### DATA SUPPLIED
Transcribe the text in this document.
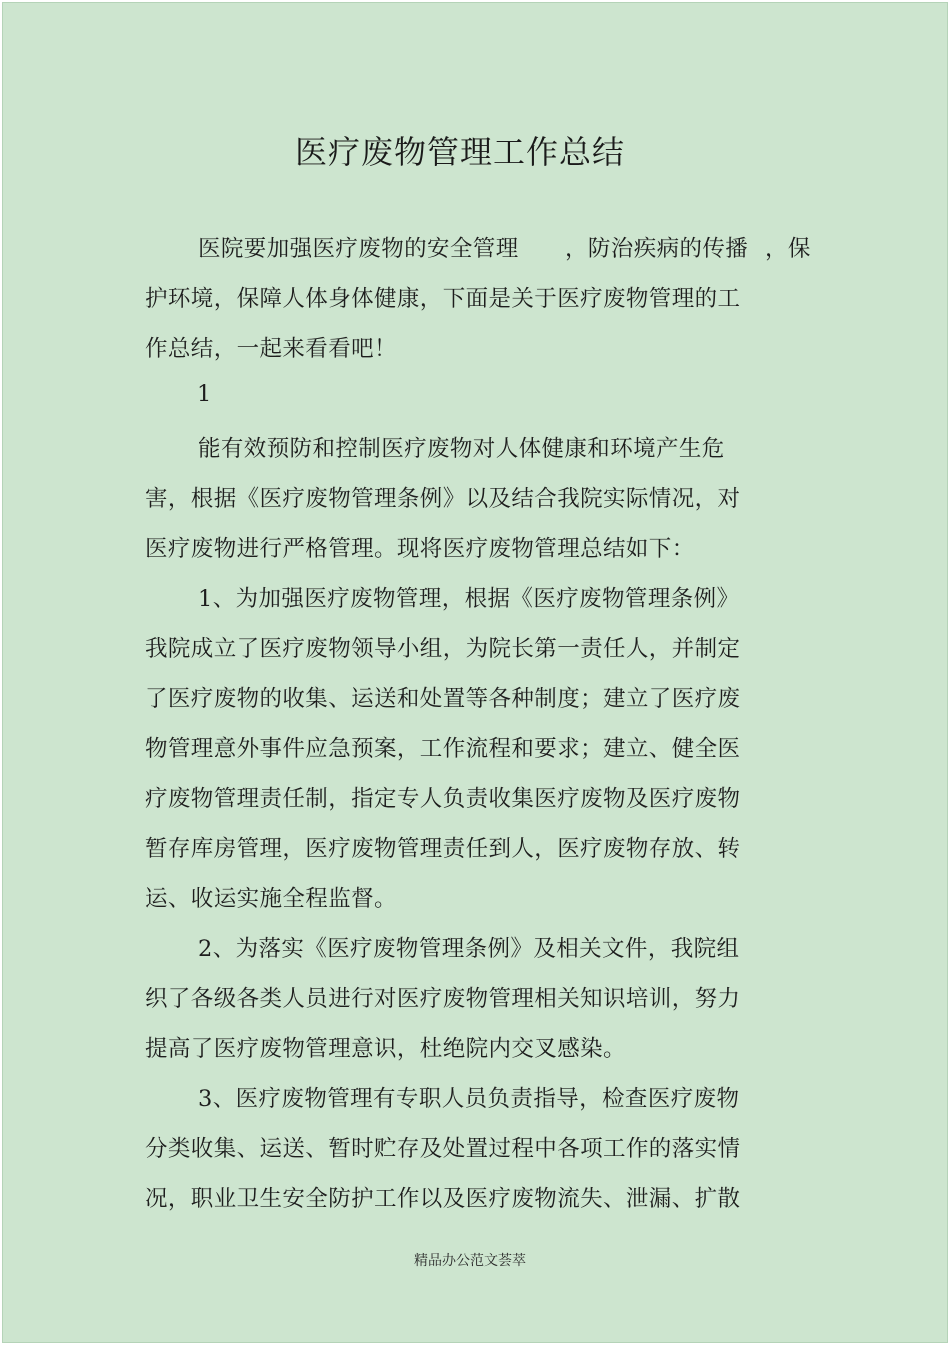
医疗废物管理工作总结
医院要加强医疗废物的安全管理 ，防治疾病的传播 ，保
护环境，保障人体身体健康，下面是关于医疗废物管理的工
作总结，一起来看看吧！
1
能有效预防和控制医疗废物对人体健康和环境产生危
害，根据《医疗废物管理条例》以及结合我院实际情况，对
医疗废物进行严格管理。现将医疗废物管理总结如下：
1、为加强医疗废物管理，根据《医疗废物管理条例》
我院成立了医疗废物领导小组，为院长第一责任人，并制定
了医疗废物的收集、运送和处置等各种制度；建立了医疗废
物管理意外事件应急预案，工作流程和要求；建立、健全医
疗废物管理责任制，指定专人负责收集医疗废物及医疗废物
暂存库房管理，医疗废物管理责任到人，医疗废物存放、转
运、收运实施全程监督。
2、为落实《医疗废物管理条例》及相关文件，我院组
织了各级各类人员进行对医疗废物管理相关知识培训，努力
提高了医疗废物管理意识，杜绝院内交叉感染。
3、医疗废物管理有专职人员负责指导，检查医疗废物
分类收集、运送、暂时贮存及处置过程中各项工作的落实情
况，职业卫生安全防护工作以及医疗废物流失、泄漏、扩散
精品办公范文荟萃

### EXERCISE DESCRIPTION
Copy each line exactly, and leave the pictures out of your copy.

### EXPECTED OUTPUT
Transcribe the text in this document.
医疗废物管理工作总结
医院要加强医疗废物的安全管理 ，防治疾病的传播 ，保
护环境，保障人体身体健康，下面是关于医疗废物管理的工
作总结，一起来看看吧！
1
能有效预防和控制医疗废物对人体健康和环境产生危
害，根据《医疗废物管理条例》以及结合我院实际情况，对
医疗废物进行严格管理。现将医疗废物管理总结如下：
1、为加强医疗废物管理，根据《医疗废物管理条例》
我院成立了医疗废物领导小组，为院长第一责任人，并制定
了医疗废物的收集、运送和处置等各种制度；建立了医疗废
物管理意外事件应急预案，工作流程和要求；建立、健全医
疗废物管理责任制，指定专人负责收集医疗废物及医疗废物
暂存库房管理，医疗废物管理责任到人，医疗废物存放、转
运、收运实施全程监督。
2、为落实《医疗废物管理条例》及相关文件，我院组
织了各级各类人员进行对医疗废物管理相关知识培训，努力
提高了医疗废物管理意识，杜绝院内交叉感染。
3、医疗废物管理有专职人员负责指导，检查医疗废物
分类收集、运送、暂时贮存及处置过程中各项工作的落实情
况，职业卫生安全防护工作以及医疗废物流失、泄漏、扩散
精品办公范文荟萃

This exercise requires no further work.